- _What the task asks_:
Pull every line holding the string "this" from the records below.

- _Data entries_:
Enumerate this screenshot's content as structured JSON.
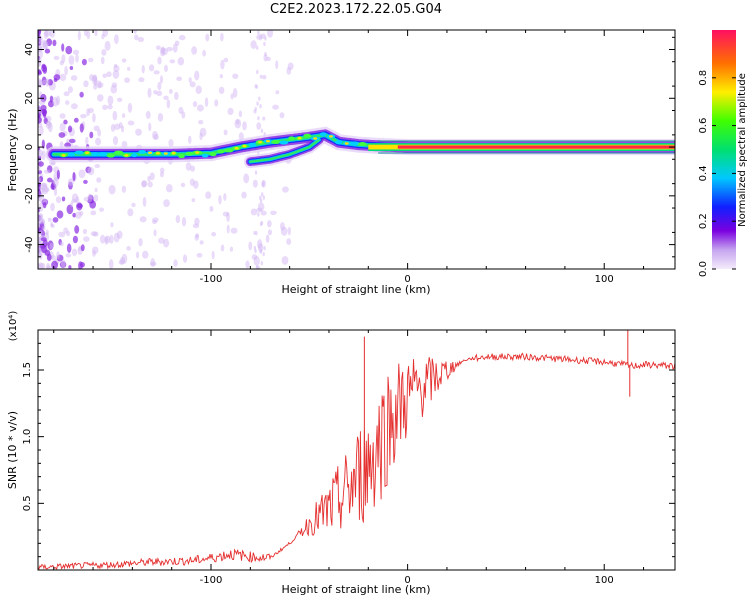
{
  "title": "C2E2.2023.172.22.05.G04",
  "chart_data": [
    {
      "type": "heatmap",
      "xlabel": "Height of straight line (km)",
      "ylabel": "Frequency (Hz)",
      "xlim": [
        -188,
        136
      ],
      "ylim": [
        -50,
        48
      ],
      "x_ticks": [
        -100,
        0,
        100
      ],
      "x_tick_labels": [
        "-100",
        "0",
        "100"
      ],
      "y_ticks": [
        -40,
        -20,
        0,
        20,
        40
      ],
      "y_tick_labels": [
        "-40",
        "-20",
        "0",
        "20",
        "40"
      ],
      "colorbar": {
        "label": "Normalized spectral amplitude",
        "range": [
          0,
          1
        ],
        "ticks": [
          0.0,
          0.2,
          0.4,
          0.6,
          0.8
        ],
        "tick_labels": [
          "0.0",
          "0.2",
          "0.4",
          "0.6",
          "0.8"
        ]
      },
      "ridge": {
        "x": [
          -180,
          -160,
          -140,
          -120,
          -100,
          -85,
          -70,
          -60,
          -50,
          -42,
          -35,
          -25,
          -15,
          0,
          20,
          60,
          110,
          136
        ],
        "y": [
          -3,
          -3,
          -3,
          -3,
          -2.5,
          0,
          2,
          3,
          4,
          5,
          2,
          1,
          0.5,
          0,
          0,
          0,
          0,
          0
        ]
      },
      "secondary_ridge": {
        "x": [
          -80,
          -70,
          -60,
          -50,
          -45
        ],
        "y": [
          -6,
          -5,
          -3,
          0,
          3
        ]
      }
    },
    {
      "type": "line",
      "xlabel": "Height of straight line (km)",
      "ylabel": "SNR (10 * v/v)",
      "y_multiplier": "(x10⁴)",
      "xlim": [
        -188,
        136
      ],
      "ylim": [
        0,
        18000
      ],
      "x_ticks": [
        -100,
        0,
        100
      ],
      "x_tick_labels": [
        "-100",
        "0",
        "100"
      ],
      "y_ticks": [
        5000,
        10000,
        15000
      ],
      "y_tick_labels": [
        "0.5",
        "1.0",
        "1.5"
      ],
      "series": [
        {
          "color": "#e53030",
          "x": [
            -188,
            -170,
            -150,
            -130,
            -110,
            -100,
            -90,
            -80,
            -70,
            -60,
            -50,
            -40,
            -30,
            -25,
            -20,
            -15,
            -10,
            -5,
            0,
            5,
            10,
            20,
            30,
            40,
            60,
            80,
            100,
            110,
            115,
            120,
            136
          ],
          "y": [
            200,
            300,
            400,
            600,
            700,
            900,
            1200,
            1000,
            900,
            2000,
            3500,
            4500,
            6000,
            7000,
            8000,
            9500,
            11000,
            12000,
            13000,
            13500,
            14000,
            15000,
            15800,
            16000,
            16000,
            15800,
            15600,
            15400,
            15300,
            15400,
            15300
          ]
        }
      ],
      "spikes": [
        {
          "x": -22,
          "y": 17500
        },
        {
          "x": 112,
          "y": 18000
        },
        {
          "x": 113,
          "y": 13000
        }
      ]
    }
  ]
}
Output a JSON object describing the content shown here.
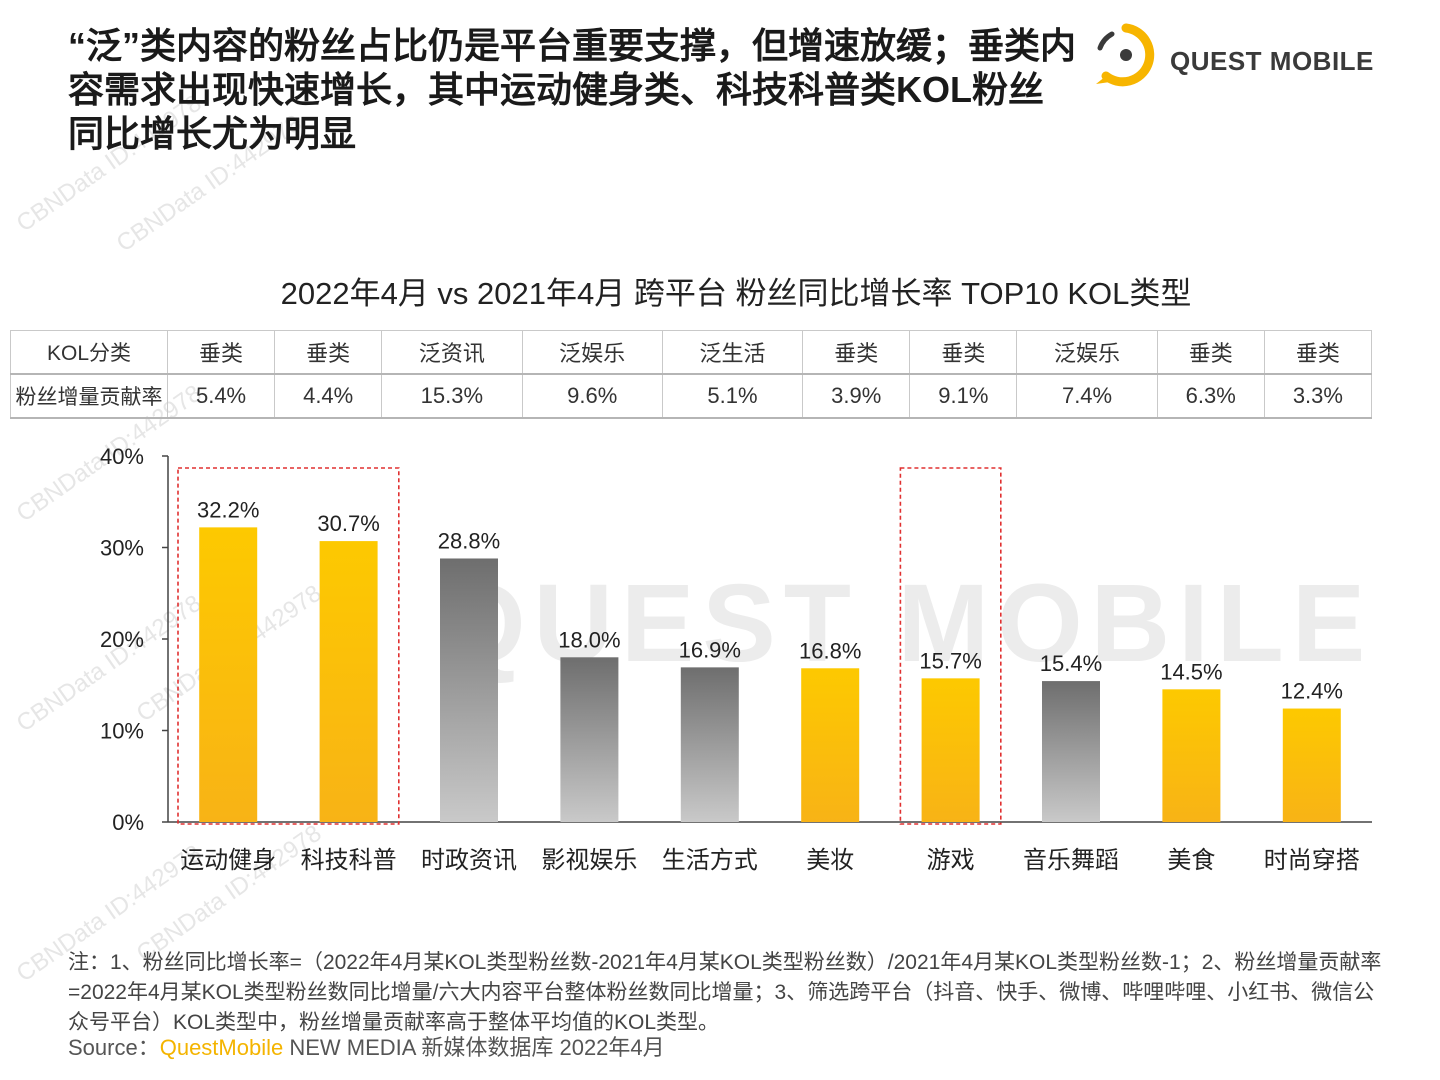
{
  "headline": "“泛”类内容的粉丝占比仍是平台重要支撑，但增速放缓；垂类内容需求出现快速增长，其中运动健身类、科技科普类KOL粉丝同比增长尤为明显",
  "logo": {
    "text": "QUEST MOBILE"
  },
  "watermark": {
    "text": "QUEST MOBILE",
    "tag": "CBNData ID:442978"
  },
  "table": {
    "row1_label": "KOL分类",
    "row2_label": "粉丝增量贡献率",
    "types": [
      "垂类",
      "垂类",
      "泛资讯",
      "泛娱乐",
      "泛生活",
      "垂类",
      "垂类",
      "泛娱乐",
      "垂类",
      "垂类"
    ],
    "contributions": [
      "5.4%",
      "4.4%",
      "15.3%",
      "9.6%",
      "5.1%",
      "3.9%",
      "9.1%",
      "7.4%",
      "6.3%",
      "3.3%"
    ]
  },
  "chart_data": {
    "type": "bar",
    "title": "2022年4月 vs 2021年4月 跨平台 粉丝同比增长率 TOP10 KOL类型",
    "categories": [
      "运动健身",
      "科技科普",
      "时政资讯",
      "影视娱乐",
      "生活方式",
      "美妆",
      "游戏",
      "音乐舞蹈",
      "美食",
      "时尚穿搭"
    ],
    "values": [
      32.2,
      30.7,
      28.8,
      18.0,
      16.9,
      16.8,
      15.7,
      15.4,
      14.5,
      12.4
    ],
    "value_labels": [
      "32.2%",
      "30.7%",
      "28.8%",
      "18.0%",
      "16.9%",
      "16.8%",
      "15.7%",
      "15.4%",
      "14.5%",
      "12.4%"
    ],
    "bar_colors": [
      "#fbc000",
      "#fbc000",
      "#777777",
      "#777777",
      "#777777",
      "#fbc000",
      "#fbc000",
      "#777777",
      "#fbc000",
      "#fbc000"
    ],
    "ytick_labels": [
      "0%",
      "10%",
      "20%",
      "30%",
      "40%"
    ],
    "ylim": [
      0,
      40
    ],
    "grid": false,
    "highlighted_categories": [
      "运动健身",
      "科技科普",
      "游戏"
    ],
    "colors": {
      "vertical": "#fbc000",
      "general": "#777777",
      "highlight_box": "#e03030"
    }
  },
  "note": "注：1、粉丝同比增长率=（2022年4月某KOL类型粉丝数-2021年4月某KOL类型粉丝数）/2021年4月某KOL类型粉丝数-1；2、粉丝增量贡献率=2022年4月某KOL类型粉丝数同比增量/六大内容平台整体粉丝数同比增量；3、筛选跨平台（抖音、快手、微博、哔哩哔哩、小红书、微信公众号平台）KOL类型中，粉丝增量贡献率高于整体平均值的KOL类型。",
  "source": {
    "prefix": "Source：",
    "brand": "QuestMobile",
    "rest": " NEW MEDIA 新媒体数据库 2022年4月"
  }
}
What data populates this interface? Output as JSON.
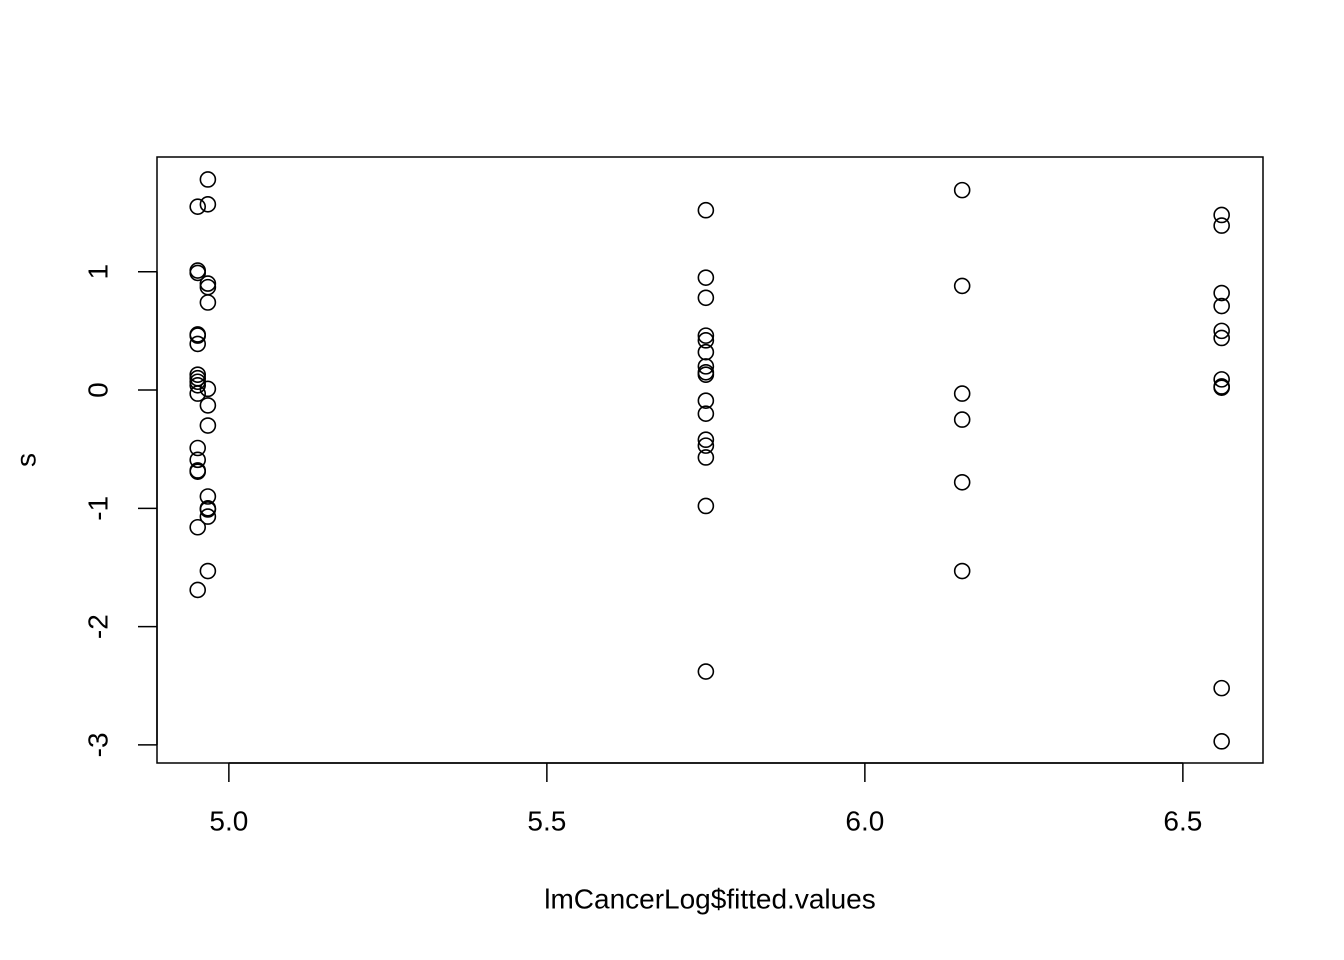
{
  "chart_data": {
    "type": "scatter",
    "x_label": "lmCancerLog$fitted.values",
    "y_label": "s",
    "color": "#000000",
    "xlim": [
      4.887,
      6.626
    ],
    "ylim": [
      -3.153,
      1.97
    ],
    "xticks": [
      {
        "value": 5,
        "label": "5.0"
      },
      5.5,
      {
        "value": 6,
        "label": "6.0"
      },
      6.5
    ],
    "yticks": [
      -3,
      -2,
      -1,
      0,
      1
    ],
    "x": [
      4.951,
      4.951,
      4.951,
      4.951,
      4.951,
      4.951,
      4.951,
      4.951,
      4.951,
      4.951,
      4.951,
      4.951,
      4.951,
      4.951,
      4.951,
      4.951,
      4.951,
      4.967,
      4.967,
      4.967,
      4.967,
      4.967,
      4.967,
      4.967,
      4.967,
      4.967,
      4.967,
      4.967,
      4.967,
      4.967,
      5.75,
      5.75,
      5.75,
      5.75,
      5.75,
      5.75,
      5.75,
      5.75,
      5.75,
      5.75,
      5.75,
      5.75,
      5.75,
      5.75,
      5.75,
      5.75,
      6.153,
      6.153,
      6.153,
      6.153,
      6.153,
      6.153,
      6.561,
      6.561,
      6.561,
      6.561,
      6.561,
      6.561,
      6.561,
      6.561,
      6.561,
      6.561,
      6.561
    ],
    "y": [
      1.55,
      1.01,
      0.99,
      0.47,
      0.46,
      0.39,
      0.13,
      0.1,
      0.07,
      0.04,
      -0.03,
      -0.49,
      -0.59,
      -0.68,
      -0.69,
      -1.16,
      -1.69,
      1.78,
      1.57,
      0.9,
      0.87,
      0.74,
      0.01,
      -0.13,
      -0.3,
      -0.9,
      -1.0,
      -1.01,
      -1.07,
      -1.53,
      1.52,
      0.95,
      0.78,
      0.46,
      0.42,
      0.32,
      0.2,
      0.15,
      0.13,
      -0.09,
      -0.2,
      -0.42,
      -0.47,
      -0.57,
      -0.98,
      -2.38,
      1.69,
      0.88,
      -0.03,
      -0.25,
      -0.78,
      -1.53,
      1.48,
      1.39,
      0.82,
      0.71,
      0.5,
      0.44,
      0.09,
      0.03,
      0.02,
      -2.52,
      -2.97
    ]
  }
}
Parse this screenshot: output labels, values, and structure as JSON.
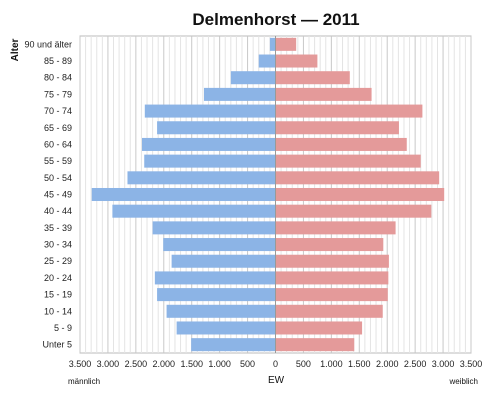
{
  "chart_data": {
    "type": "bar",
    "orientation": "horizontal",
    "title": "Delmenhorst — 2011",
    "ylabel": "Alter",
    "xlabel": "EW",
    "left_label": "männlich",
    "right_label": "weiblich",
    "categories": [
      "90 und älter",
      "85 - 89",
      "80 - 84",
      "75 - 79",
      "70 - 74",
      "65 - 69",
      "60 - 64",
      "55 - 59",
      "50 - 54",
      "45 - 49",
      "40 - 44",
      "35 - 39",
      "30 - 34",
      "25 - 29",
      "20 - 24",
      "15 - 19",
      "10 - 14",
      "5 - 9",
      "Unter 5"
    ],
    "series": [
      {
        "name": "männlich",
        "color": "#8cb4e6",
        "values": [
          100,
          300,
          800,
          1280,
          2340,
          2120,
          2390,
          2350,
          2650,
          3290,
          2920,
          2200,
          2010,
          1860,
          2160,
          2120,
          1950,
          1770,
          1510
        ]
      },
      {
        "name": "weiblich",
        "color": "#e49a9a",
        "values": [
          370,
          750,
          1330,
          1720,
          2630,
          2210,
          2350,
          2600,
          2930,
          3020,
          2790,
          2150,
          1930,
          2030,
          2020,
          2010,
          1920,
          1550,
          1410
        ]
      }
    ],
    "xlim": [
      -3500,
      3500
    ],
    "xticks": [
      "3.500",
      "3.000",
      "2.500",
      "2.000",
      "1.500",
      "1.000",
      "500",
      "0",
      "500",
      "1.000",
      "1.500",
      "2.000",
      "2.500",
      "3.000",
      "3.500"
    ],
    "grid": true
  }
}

- _Answer to the task_:
Enumerate this screenshot's content as structured JSON.
What data populates this interface? Output as JSON.
Parse this screenshot: output labels, values, and structure as JSON.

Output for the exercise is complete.